Data items:
┄┄┄┄┄┄┄┄┄┄┄┄┄┄┄┄┄┄┄┄
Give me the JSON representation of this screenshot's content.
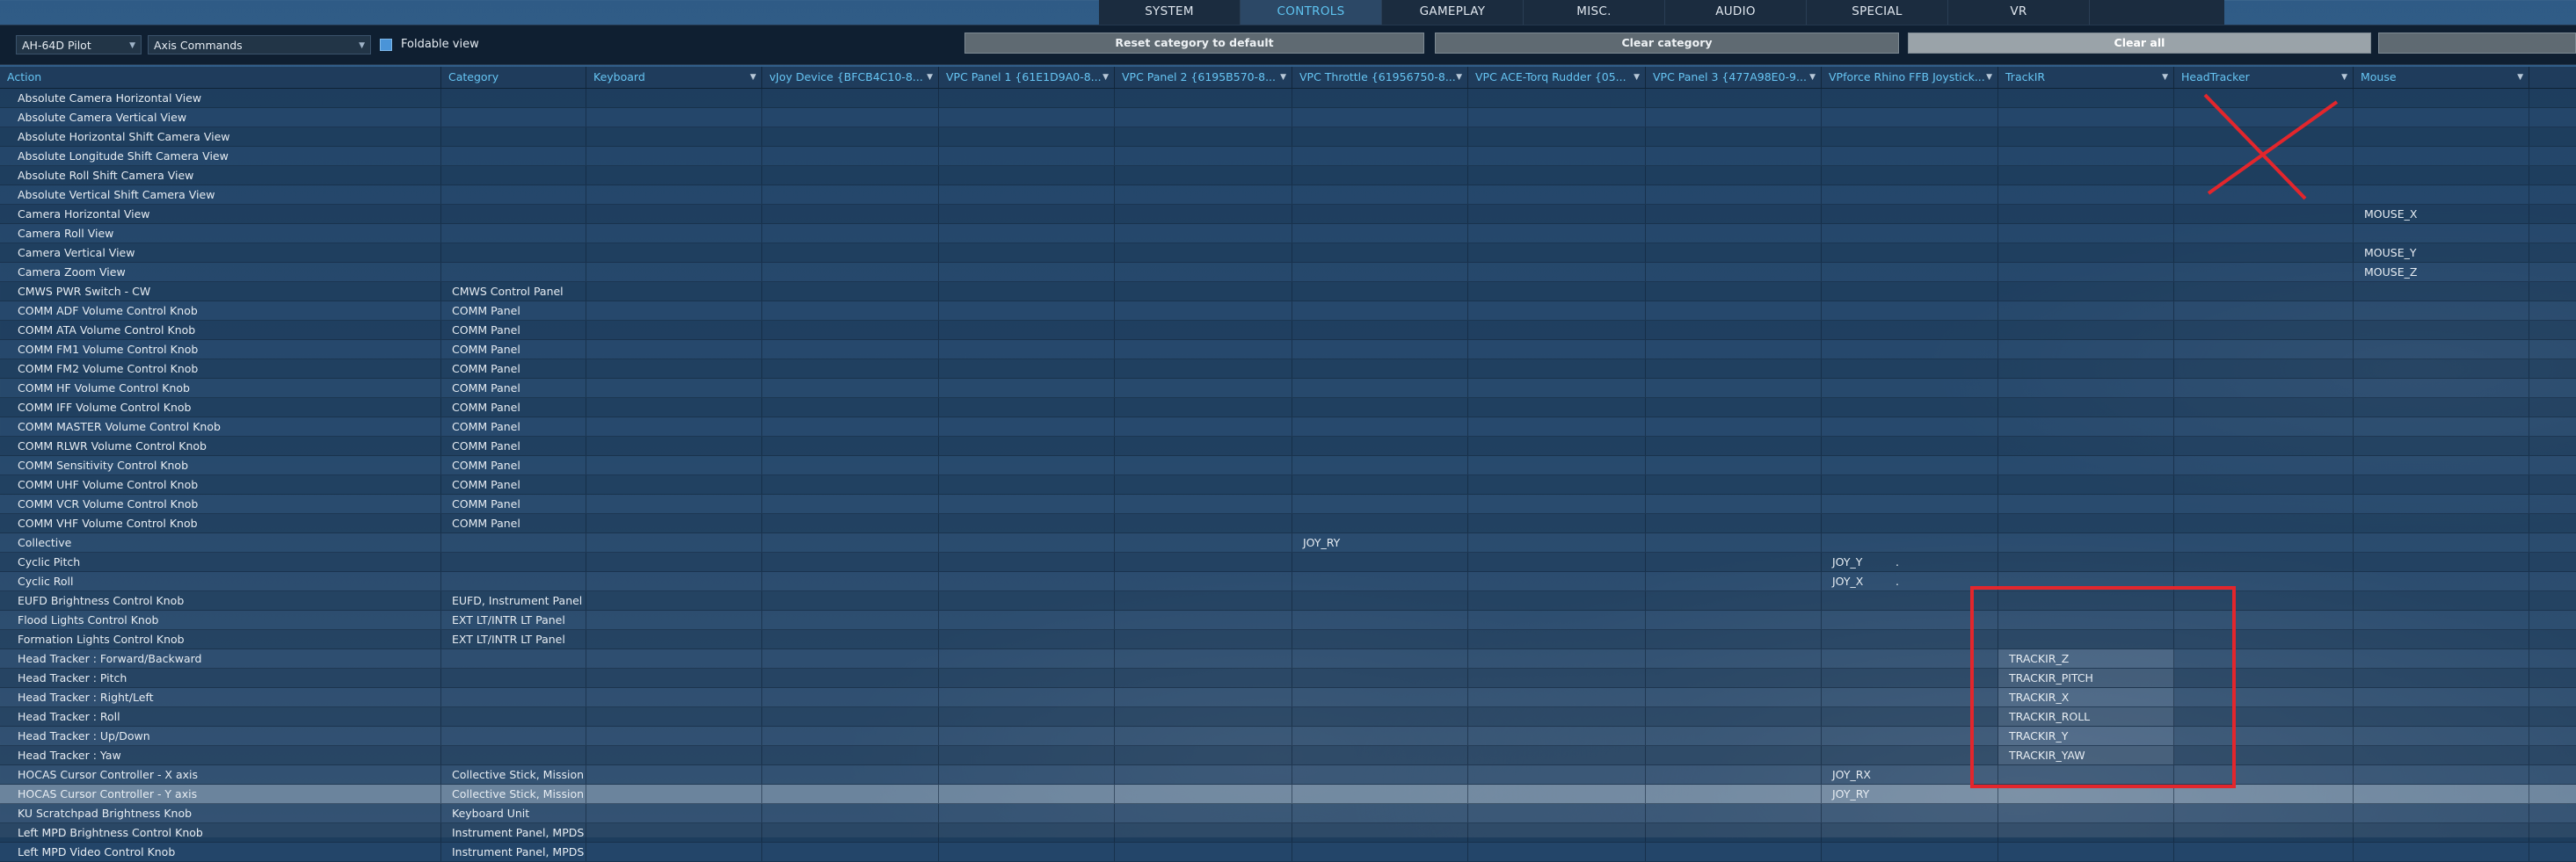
{
  "tabs": [
    "SYSTEM",
    "CONTROLS",
    "GAMEPLAY",
    "MISC.",
    "AUDIO",
    "SPECIAL",
    "VR"
  ],
  "active_tab": "CONTROLS",
  "toolbar": {
    "profile_value": "AH-64D Pilot",
    "category_value": "Axis Commands",
    "foldable_label": "Foldable view",
    "foldable_checked": true,
    "reset_label": "Reset category to default",
    "clear_category_label": "Clear category",
    "clear_all_label": "Clear all",
    "extra_button_label": ""
  },
  "columns": [
    "Action",
    "Category",
    "Keyboard",
    "vJoy Device {BFCB4C10-8...",
    "VPC Panel 1 {61E1D9A0-8...",
    "VPC Panel 2 {6195B570-8...",
    "VPC Throttle {61956750-8...",
    "VPC ACE-Torq Rudder {05...",
    "VPC Panel 3 {477A98E0-9...",
    "VPforce Rhino FFB Joystick...",
    "TrackIR",
    "HeadTracker",
    "Mouse"
  ],
  "rows": [
    {
      "action": "Absolute Camera Horizontal View",
      "category": "",
      "binds": {}
    },
    {
      "action": "Absolute Camera Vertical View",
      "category": "",
      "binds": {}
    },
    {
      "action": "Absolute Horizontal Shift Camera View",
      "category": "",
      "binds": {}
    },
    {
      "action": "Absolute Longitude Shift Camera View",
      "category": "",
      "binds": {}
    },
    {
      "action": "Absolute Roll Shift Camera View",
      "category": "",
      "binds": {}
    },
    {
      "action": "Absolute Vertical Shift Camera View",
      "category": "",
      "binds": {}
    },
    {
      "action": "Camera Horizontal View",
      "category": "",
      "binds": {
        "mouse": "MOUSE_X"
      }
    },
    {
      "action": "Camera Roll View",
      "category": "",
      "binds": {}
    },
    {
      "action": "Camera Vertical View",
      "category": "",
      "binds": {
        "mouse": "MOUSE_Y"
      }
    },
    {
      "action": "Camera Zoom View",
      "category": "",
      "binds": {
        "mouse": "MOUSE_Z"
      }
    },
    {
      "action": "CMWS PWR Switch - CW",
      "category": "CMWS Control Panel",
      "binds": {}
    },
    {
      "action": "COMM ADF Volume Control Knob",
      "category": "COMM Panel",
      "binds": {}
    },
    {
      "action": "COMM ATA Volume Control Knob",
      "category": "COMM Panel",
      "binds": {}
    },
    {
      "action": "COMM FM1 Volume Control Knob",
      "category": "COMM Panel",
      "binds": {}
    },
    {
      "action": "COMM FM2 Volume Control Knob",
      "category": "COMM Panel",
      "binds": {}
    },
    {
      "action": "COMM HF Volume Control Knob",
      "category": "COMM Panel",
      "binds": {}
    },
    {
      "action": "COMM IFF Volume Control Knob",
      "category": "COMM Panel",
      "binds": {}
    },
    {
      "action": "COMM MASTER Volume Control Knob",
      "category": "COMM Panel",
      "binds": {}
    },
    {
      "action": "COMM RLWR Volume Control Knob",
      "category": "COMM Panel",
      "binds": {}
    },
    {
      "action": "COMM Sensitivity Control Knob",
      "category": "COMM Panel",
      "binds": {}
    },
    {
      "action": "COMM UHF Volume Control Knob",
      "category": "COMM Panel",
      "binds": {}
    },
    {
      "action": "COMM VCR Volume Control Knob",
      "category": "COMM Panel",
      "binds": {}
    },
    {
      "action": "COMM VHF Volume Control Knob",
      "category": "COMM Panel",
      "binds": {}
    },
    {
      "action": "Collective",
      "category": "",
      "binds": {
        "throttle": "JOY_RY"
      }
    },
    {
      "action": "Cyclic Pitch",
      "category": "",
      "binds": {
        "rhino": "JOY_Y",
        "rhino_mark": "."
      }
    },
    {
      "action": "Cyclic Roll",
      "category": "",
      "binds": {
        "rhino": "JOY_X",
        "rhino_mark": "."
      }
    },
    {
      "action": "EUFD Brightness Control Knob",
      "category": "EUFD, Instrument Panel",
      "binds": {}
    },
    {
      "action": "Flood Lights Control Knob",
      "category": "EXT LT/INTR LT Panel",
      "binds": {}
    },
    {
      "action": "Formation Lights Control Knob",
      "category": "EXT LT/INTR LT Panel",
      "binds": {}
    },
    {
      "action": "Head Tracker : Forward/Backward",
      "category": "",
      "binds": {
        "trackir": "TRACKIR_Z"
      }
    },
    {
      "action": "Head Tracker : Pitch",
      "category": "",
      "binds": {
        "trackir": "TRACKIR_PITCH"
      }
    },
    {
      "action": "Head Tracker : Right/Left",
      "category": "",
      "binds": {
        "trackir": "TRACKIR_X"
      }
    },
    {
      "action": "Head Tracker : Roll",
      "category": "",
      "binds": {
        "trackir": "TRACKIR_ROLL"
      }
    },
    {
      "action": "Head Tracker : Up/Down",
      "category": "",
      "binds": {
        "trackir": "TRACKIR_Y"
      }
    },
    {
      "action": "Head Tracker : Yaw",
      "category": "",
      "binds": {
        "trackir": "TRACKIR_YAW"
      }
    },
    {
      "action": "HOCAS Cursor Controller - X axis",
      "category": "Collective Stick, Mission G",
      "binds": {
        "rhino": "JOY_RX"
      }
    },
    {
      "action": "HOCAS Cursor Controller - Y axis",
      "category": "Collective Stick, Mission G",
      "binds": {
        "rhino": "JOY_RY"
      },
      "highlighted": true
    },
    {
      "action": "KU Scratchpad Brightness Knob",
      "category": "Keyboard Unit",
      "binds": {}
    },
    {
      "action": "Left MPD Brightness Control Knob",
      "category": "Instrument Panel, MPDS",
      "binds": {}
    },
    {
      "action": "Left MPD Video Control Knob",
      "category": "Instrument Panel, MPDS",
      "binds": {}
    }
  ],
  "colors": {
    "accent": "#5ec3f0",
    "annotation_red": "#e3262c",
    "header_bg": "#1f3c5c",
    "toolbar_bg": "#0f1f31"
  },
  "icons": [
    "dropdown-arrow-icon",
    "checkbox-icon",
    "red-x-annotation",
    "red-box-annotation"
  ]
}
┄┄┄┄┄┄┄┄┄┄┄┄┄┄┄┄┄┄┄┄
Requirements |
Transcribe the material as is, with images omitted.

Full output |
Give me the JSON representation of this screenshot's content.
{
  "tabs": [
    "SYSTEM",
    "CONTROLS",
    "GAMEPLAY",
    "MISC.",
    "AUDIO",
    "SPECIAL",
    "VR"
  ],
  "active_tab": "CONTROLS",
  "toolbar": {
    "profile_value": "AH-64D Pilot",
    "category_value": "Axis Commands",
    "foldable_label": "Foldable view",
    "foldable_checked": true,
    "reset_label": "Reset category to default",
    "clear_category_label": "Clear category",
    "clear_all_label": "Clear all",
    "extra_button_label": ""
  },
  "columns": [
    "Action",
    "Category",
    "Keyboard",
    "vJoy Device {BFCB4C10-8...",
    "VPC Panel 1 {61E1D9A0-8...",
    "VPC Panel 2 {6195B570-8...",
    "VPC Throttle {61956750-8...",
    "VPC ACE-Torq Rudder {05...",
    "VPC Panel 3 {477A98E0-9...",
    "VPforce Rhino FFB Joystick...",
    "TrackIR",
    "HeadTracker",
    "Mouse"
  ],
  "rows": [
    {
      "action": "Absolute Camera Horizontal View",
      "category": "",
      "binds": {}
    },
    {
      "action": "Absolute Camera Vertical View",
      "category": "",
      "binds": {}
    },
    {
      "action": "Absolute Horizontal Shift Camera View",
      "category": "",
      "binds": {}
    },
    {
      "action": "Absolute Longitude Shift Camera View",
      "category": "",
      "binds": {}
    },
    {
      "action": "Absolute Roll Shift Camera View",
      "category": "",
      "binds": {}
    },
    {
      "action": "Absolute Vertical Shift Camera View",
      "category": "",
      "binds": {}
    },
    {
      "action": "Camera Horizontal View",
      "category": "",
      "binds": {
        "mouse": "MOUSE_X"
      }
    },
    {
      "action": "Camera Roll View",
      "category": "",
      "binds": {}
    },
    {
      "action": "Camera Vertical View",
      "category": "",
      "binds": {
        "mouse": "MOUSE_Y"
      }
    },
    {
      "action": "Camera Zoom View",
      "category": "",
      "binds": {
        "mouse": "MOUSE_Z"
      }
    },
    {
      "action": "CMWS PWR Switch - CW",
      "category": "CMWS Control Panel",
      "binds": {}
    },
    {
      "action": "COMM ADF Volume Control Knob",
      "category": "COMM Panel",
      "binds": {}
    },
    {
      "action": "COMM ATA Volume Control Knob",
      "category": "COMM Panel",
      "binds": {}
    },
    {
      "action": "COMM FM1 Volume Control Knob",
      "category": "COMM Panel",
      "binds": {}
    },
    {
      "action": "COMM FM2 Volume Control Knob",
      "category": "COMM Panel",
      "binds": {}
    },
    {
      "action": "COMM HF Volume Control Knob",
      "category": "COMM Panel",
      "binds": {}
    },
    {
      "action": "COMM IFF Volume Control Knob",
      "category": "COMM Panel",
      "binds": {}
    },
    {
      "action": "COMM MASTER Volume Control Knob",
      "category": "COMM Panel",
      "binds": {}
    },
    {
      "action": "COMM RLWR Volume Control Knob",
      "category": "COMM Panel",
      "binds": {}
    },
    {
      "action": "COMM Sensitivity Control Knob",
      "category": "COMM Panel",
      "binds": {}
    },
    {
      "action": "COMM UHF Volume Control Knob",
      "category": "COMM Panel",
      "binds": {}
    },
    {
      "action": "COMM VCR Volume Control Knob",
      "category": "COMM Panel",
      "binds": {}
    },
    {
      "action": "COMM VHF Volume Control Knob",
      "category": "COMM Panel",
      "binds": {}
    },
    {
      "action": "Collective",
      "category": "",
      "binds": {
        "throttle": "JOY_RY"
      }
    },
    {
      "action": "Cyclic Pitch",
      "category": "",
      "binds": {
        "rhino": "JOY_Y",
        "rhino_mark": "."
      }
    },
    {
      "action": "Cyclic Roll",
      "category": "",
      "binds": {
        "rhino": "JOY_X",
        "rhino_mark": "."
      }
    },
    {
      "action": "EUFD Brightness Control Knob",
      "category": "EUFD, Instrument Panel",
      "binds": {}
    },
    {
      "action": "Flood Lights Control Knob",
      "category": "EXT LT/INTR LT Panel",
      "binds": {}
    },
    {
      "action": "Formation Lights Control Knob",
      "category": "EXT LT/INTR LT Panel",
      "binds": {}
    },
    {
      "action": "Head Tracker : Forward/Backward",
      "category": "",
      "binds": {
        "trackir": "TRACKIR_Z"
      }
    },
    {
      "action": "Head Tracker : Pitch",
      "category": "",
      "binds": {
        "trackir": "TRACKIR_PITCH"
      }
    },
    {
      "action": "Head Tracker : Right/Left",
      "category": "",
      "binds": {
        "trackir": "TRACKIR_X"
      }
    },
    {
      "action": "Head Tracker : Roll",
      "category": "",
      "binds": {
        "trackir": "TRACKIR_ROLL"
      }
    },
    {
      "action": "Head Tracker : Up/Down",
      "category": "",
      "binds": {
        "trackir": "TRACKIR_Y"
      }
    },
    {
      "action": "Head Tracker : Yaw",
      "category": "",
      "binds": {
        "trackir": "TRACKIR_YAW"
      }
    },
    {
      "action": "HOCAS Cursor Controller - X axis",
      "category": "Collective Stick, Mission G",
      "binds": {
        "rhino": "JOY_RX"
      }
    },
    {
      "action": "HOCAS Cursor Controller - Y axis",
      "category": "Collective Stick, Mission G",
      "binds": {
        "rhino": "JOY_RY"
      },
      "highlighted": true
    },
    {
      "action": "KU Scratchpad Brightness Knob",
      "category": "Keyboard Unit",
      "binds": {}
    },
    {
      "action": "Left MPD Brightness Control Knob",
      "category": "Instrument Panel, MPDS",
      "binds": {}
    },
    {
      "action": "Left MPD Video Control Knob",
      "category": "Instrument Panel, MPDS",
      "binds": {}
    }
  ],
  "colors": {
    "accent": "#5ec3f0",
    "annotation_red": "#e3262c",
    "header_bg": "#1f3c5c",
    "toolbar_bg": "#0f1f31"
  },
  "icons": [
    "dropdown-arrow-icon",
    "checkbox-icon",
    "red-x-annotation",
    "red-box-annotation"
  ]
}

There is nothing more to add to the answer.